Copy out all lines of the records in which the word "자이어야" appears.
━━━━━ ENTRIES SHOWN ━━━━━
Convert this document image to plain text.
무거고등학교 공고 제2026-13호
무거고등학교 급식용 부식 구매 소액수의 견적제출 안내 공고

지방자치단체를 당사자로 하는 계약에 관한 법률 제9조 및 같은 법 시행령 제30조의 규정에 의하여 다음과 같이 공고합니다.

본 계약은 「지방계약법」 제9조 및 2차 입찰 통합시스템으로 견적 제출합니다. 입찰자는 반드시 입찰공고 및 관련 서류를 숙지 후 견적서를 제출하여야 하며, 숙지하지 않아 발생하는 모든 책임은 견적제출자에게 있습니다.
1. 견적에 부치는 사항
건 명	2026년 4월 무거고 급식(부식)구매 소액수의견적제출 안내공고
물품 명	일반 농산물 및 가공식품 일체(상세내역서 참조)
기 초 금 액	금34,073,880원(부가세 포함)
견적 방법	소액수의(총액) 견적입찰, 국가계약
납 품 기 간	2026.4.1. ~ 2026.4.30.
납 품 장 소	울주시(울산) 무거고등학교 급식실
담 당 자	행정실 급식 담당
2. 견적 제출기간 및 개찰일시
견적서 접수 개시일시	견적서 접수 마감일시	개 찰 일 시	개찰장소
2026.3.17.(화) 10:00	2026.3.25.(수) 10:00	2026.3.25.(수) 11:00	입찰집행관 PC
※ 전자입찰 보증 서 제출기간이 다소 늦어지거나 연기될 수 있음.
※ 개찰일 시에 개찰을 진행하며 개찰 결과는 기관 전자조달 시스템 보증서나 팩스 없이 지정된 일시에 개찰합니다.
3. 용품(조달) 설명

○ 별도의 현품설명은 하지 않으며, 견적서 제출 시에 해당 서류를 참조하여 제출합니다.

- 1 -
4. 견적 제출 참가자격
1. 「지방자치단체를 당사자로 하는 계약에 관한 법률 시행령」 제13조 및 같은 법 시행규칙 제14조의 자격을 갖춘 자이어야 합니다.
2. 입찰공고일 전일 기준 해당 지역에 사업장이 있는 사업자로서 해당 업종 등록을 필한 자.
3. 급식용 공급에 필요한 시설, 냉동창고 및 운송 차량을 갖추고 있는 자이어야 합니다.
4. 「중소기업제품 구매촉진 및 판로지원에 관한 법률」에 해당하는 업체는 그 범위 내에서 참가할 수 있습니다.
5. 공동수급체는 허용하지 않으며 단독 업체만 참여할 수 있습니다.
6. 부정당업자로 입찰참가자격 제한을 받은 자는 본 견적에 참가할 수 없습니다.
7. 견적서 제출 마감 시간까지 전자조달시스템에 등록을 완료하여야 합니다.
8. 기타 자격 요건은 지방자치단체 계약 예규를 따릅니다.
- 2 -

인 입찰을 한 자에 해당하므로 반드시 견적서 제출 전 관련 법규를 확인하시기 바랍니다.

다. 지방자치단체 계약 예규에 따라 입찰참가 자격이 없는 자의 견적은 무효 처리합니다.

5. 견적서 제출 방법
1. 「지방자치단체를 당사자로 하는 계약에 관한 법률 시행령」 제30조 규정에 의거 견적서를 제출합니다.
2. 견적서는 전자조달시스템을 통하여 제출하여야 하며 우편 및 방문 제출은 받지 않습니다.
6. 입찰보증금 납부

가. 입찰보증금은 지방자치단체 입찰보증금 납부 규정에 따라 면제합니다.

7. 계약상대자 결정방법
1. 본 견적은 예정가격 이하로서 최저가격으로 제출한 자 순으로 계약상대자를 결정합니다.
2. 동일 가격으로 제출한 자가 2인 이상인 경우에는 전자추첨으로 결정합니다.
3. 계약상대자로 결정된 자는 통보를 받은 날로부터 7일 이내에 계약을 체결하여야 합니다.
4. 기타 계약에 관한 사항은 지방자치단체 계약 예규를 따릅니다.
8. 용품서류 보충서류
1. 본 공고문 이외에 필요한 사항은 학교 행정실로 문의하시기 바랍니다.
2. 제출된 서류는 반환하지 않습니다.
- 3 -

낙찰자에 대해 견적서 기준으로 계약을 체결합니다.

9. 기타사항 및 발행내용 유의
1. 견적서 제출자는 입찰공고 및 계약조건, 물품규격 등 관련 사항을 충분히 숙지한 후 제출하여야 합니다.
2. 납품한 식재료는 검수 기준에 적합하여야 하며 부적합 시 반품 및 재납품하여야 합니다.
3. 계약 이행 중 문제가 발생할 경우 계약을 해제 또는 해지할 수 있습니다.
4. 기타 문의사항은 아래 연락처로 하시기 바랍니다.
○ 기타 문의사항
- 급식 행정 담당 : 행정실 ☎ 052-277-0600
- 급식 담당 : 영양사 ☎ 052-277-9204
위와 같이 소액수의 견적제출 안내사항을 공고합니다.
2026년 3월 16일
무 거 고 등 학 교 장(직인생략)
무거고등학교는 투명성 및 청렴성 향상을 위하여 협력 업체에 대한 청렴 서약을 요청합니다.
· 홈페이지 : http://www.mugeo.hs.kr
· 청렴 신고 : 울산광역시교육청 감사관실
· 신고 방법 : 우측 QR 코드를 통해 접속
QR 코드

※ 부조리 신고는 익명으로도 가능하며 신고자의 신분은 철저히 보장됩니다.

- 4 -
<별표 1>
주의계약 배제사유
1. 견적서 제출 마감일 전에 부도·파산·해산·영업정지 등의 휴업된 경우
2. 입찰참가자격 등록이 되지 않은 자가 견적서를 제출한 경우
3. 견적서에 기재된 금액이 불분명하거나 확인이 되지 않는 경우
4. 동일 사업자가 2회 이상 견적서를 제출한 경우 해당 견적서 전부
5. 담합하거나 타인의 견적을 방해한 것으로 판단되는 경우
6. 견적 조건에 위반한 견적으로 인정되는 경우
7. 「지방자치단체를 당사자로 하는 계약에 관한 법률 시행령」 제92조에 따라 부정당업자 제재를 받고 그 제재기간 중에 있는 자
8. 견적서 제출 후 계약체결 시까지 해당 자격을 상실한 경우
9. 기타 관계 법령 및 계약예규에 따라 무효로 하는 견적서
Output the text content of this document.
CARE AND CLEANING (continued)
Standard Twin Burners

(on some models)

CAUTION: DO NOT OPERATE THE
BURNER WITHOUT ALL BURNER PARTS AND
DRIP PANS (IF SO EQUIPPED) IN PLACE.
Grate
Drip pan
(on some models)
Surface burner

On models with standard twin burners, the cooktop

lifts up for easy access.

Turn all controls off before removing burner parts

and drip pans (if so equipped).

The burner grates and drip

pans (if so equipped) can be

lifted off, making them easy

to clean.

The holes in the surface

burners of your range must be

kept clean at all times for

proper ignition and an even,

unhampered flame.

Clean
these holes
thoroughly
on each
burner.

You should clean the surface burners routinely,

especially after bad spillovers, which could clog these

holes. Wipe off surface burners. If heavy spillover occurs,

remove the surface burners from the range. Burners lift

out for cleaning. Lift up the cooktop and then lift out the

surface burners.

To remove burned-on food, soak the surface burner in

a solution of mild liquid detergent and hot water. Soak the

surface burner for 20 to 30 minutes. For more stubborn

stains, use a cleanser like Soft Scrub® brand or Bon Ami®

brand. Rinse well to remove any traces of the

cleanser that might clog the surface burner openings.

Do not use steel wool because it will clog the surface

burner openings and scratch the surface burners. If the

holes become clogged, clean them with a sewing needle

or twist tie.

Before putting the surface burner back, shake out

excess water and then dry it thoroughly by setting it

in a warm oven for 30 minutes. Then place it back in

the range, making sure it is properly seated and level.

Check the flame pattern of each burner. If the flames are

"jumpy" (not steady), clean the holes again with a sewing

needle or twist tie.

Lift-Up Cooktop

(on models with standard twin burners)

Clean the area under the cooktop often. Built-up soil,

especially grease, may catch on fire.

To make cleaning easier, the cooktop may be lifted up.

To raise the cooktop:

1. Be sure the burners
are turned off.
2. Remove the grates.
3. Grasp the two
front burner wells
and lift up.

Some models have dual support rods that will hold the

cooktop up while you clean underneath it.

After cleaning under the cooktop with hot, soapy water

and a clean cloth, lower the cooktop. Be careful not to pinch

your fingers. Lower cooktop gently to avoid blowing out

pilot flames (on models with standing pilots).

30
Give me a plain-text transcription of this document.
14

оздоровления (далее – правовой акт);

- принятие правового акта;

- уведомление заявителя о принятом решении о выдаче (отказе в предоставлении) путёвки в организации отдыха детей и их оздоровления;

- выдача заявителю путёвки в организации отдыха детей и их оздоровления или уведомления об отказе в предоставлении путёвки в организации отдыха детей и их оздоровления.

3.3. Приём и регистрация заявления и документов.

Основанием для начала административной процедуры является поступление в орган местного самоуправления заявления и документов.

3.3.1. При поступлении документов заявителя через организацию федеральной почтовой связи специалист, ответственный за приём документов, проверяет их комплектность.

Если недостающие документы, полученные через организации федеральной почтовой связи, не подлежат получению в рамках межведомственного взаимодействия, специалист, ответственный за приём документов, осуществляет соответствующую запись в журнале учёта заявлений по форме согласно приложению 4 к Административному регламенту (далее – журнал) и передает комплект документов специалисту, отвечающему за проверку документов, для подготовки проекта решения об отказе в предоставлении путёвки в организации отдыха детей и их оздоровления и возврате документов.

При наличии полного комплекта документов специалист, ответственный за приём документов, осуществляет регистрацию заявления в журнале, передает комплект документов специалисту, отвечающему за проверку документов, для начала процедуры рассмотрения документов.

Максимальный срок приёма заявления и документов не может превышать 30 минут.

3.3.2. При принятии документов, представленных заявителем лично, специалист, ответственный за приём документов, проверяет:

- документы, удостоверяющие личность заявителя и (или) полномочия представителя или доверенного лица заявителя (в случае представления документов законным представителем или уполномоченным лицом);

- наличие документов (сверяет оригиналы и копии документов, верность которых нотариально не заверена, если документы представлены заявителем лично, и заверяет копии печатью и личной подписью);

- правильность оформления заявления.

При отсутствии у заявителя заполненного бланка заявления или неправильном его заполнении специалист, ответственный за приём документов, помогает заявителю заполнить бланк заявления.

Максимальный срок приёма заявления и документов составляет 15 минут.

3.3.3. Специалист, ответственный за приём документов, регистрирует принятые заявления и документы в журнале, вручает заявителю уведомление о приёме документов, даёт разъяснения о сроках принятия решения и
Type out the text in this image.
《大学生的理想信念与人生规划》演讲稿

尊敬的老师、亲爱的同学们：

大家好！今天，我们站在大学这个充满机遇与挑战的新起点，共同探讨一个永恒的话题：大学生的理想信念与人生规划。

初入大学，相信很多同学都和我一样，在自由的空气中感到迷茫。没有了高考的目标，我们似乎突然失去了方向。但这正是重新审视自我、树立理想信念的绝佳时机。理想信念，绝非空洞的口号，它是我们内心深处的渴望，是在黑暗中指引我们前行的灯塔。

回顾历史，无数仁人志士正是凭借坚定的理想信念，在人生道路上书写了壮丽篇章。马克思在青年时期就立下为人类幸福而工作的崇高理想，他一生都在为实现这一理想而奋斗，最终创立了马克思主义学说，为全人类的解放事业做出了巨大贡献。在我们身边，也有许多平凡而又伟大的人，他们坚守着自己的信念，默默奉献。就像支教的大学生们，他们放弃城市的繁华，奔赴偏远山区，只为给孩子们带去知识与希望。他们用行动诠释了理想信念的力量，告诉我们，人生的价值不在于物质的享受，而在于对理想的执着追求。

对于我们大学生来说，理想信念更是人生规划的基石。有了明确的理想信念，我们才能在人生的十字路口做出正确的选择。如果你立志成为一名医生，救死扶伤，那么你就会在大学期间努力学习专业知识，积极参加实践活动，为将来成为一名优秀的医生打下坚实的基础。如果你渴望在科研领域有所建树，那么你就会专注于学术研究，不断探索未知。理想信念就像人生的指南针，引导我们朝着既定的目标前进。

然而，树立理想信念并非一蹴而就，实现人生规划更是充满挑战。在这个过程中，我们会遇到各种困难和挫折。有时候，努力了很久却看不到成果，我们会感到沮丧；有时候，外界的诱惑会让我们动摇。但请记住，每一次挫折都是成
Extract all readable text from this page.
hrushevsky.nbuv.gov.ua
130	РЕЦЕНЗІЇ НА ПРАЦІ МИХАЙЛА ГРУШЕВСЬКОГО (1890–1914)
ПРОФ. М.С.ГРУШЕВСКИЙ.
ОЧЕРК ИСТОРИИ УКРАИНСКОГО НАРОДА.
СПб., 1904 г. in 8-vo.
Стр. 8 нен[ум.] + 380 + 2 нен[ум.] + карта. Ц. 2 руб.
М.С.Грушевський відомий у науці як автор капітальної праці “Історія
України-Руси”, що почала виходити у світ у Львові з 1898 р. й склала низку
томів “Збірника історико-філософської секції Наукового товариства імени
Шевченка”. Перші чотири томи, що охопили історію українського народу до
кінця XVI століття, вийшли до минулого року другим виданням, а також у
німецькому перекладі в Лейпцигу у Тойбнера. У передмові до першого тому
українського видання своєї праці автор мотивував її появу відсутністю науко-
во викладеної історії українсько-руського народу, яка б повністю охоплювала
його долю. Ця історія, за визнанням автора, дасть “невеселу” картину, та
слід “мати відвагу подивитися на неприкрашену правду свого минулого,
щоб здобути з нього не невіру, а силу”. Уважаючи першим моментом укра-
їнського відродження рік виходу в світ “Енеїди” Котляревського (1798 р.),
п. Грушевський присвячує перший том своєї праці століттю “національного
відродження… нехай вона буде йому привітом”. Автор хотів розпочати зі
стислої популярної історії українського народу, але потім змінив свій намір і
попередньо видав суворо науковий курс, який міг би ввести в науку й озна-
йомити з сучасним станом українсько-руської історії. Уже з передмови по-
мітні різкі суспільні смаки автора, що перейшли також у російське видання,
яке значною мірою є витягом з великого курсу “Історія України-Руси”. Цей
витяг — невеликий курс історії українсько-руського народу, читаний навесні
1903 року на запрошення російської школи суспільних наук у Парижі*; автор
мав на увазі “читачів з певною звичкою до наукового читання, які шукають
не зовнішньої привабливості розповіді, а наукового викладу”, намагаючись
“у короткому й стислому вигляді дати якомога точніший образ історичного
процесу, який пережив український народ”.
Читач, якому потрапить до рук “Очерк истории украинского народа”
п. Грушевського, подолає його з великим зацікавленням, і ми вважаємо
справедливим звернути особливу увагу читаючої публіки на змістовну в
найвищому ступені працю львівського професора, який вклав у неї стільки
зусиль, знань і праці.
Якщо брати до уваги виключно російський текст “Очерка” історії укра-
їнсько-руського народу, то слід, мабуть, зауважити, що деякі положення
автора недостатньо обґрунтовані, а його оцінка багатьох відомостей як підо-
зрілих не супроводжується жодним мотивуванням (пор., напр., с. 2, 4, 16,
━━━━━
EXPECTED OUTPUT.
1. 「지방자치단체를 당사자로 하는 계약에 관한 법률 시행령」 제13조 및 같은 법 시행규칙 제14조의 자격을 갖춘 자이어야 합니다.
3. 급식용 공급에 필요한 시설, 냉동창고 및 운송 차량을 갖추고 있는 자이어야 합니다.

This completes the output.